# Task brief
Pull out each line of the records that contains the string "around", treating uppercase and lowercase as different.

# Stored records
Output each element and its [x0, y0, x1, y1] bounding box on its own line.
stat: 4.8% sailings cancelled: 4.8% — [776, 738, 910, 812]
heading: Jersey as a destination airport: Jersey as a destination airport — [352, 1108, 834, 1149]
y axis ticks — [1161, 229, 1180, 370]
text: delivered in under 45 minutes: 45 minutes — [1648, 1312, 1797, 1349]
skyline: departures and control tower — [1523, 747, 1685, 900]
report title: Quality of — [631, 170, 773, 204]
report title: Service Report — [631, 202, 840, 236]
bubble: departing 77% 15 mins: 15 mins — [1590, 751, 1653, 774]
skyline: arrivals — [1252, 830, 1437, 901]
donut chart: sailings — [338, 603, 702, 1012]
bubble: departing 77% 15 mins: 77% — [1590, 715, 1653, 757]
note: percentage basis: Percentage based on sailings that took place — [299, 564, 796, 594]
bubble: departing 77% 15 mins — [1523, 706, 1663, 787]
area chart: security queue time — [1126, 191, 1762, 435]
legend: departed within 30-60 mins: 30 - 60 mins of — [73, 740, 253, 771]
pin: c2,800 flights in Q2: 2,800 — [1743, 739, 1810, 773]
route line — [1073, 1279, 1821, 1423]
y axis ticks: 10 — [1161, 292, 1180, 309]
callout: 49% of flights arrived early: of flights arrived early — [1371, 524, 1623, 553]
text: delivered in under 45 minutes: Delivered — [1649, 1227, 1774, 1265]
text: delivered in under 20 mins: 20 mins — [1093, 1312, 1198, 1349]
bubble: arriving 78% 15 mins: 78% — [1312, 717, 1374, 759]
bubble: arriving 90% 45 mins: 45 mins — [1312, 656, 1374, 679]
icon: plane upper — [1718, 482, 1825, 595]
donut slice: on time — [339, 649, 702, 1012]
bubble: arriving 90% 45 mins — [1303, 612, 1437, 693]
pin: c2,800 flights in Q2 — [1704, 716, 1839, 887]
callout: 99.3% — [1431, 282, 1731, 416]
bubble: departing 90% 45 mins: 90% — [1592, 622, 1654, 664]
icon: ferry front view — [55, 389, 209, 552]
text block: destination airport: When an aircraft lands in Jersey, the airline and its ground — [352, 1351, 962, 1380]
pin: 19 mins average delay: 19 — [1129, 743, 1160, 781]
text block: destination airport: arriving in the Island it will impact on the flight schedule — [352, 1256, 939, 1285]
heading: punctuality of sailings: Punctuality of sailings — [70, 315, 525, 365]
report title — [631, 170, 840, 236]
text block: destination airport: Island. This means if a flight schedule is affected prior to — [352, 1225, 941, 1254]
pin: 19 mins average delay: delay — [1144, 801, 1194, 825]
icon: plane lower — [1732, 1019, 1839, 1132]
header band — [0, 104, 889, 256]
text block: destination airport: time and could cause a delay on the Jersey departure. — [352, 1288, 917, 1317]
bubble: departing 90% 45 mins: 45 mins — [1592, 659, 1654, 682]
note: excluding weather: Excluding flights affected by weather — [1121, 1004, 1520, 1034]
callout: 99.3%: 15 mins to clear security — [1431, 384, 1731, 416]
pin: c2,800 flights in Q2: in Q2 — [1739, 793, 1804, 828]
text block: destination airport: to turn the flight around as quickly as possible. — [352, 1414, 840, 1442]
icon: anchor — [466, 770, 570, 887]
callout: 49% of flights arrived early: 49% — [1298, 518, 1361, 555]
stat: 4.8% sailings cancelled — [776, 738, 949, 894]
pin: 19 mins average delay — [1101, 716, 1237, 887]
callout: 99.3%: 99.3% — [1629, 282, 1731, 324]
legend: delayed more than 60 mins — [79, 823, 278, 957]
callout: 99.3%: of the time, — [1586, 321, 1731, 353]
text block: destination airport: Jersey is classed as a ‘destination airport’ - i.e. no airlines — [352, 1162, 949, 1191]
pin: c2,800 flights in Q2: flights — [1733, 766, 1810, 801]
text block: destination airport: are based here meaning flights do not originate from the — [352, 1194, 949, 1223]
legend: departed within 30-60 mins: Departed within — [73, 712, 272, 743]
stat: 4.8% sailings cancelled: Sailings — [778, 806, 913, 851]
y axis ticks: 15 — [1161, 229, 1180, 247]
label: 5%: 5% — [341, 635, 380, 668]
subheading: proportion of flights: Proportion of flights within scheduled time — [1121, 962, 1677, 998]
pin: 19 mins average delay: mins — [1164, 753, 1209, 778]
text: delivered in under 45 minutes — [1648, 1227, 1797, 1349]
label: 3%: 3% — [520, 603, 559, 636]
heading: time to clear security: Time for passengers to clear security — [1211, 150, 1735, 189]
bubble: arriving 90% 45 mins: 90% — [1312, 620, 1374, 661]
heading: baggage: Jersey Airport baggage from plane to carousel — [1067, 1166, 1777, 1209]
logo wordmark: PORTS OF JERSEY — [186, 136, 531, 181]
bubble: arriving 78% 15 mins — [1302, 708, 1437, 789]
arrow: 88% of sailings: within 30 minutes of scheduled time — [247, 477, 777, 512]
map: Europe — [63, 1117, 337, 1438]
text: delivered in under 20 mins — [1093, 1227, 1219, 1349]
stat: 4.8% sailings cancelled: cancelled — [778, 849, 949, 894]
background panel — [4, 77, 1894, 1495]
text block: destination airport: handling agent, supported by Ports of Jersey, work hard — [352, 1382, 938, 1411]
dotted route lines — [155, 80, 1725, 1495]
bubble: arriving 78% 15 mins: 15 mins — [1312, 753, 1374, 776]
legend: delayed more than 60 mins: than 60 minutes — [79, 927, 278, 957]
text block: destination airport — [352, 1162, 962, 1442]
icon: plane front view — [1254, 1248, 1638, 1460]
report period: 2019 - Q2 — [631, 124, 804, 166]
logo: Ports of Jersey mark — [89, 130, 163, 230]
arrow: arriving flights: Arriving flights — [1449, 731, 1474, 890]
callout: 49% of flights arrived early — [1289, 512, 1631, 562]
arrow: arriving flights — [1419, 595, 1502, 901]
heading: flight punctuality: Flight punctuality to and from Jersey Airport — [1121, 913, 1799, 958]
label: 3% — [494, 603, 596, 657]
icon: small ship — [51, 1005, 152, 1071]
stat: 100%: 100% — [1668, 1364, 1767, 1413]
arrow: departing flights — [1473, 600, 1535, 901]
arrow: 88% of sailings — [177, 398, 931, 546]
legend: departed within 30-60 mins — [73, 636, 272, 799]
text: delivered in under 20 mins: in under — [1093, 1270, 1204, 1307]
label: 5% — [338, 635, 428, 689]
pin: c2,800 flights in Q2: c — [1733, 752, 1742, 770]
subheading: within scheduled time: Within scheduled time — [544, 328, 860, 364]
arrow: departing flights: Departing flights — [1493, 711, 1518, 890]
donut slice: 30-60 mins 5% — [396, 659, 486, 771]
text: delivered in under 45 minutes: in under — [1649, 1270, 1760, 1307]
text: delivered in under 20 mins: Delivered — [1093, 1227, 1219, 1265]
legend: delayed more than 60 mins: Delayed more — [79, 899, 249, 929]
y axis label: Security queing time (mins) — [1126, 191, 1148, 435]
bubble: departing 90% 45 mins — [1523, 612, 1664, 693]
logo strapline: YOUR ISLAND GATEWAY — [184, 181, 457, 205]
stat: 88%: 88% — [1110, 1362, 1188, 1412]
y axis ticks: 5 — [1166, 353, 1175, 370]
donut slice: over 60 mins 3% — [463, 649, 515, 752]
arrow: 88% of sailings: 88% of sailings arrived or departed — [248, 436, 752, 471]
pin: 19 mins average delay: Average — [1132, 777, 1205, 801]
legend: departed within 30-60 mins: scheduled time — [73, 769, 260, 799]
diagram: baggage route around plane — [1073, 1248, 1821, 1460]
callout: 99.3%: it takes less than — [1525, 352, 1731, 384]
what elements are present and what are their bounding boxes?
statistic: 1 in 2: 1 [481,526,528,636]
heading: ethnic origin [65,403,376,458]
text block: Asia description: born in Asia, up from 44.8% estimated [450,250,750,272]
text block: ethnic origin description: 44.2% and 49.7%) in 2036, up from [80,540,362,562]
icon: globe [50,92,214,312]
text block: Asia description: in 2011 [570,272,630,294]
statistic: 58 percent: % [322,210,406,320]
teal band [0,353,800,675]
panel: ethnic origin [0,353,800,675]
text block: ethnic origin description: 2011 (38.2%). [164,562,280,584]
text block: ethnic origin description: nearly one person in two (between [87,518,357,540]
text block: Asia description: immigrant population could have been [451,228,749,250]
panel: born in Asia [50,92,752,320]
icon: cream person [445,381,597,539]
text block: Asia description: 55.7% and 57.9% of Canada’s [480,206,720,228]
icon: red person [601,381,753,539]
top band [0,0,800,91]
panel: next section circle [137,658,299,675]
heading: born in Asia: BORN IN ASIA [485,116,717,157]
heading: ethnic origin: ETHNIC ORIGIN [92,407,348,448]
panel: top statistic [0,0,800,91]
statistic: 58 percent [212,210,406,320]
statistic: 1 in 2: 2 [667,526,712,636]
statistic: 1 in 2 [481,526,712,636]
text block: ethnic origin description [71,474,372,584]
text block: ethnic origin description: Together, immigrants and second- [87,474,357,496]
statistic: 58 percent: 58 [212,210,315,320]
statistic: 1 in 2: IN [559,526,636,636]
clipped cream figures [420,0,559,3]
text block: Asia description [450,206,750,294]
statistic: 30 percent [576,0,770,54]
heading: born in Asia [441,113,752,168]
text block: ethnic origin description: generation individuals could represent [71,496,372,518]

# Final answer
text block: destination airport: to turn the flight around as quickly as possible. — [352, 1414, 840, 1442]
diagram: baggage route around plane — [1073, 1248, 1821, 1460]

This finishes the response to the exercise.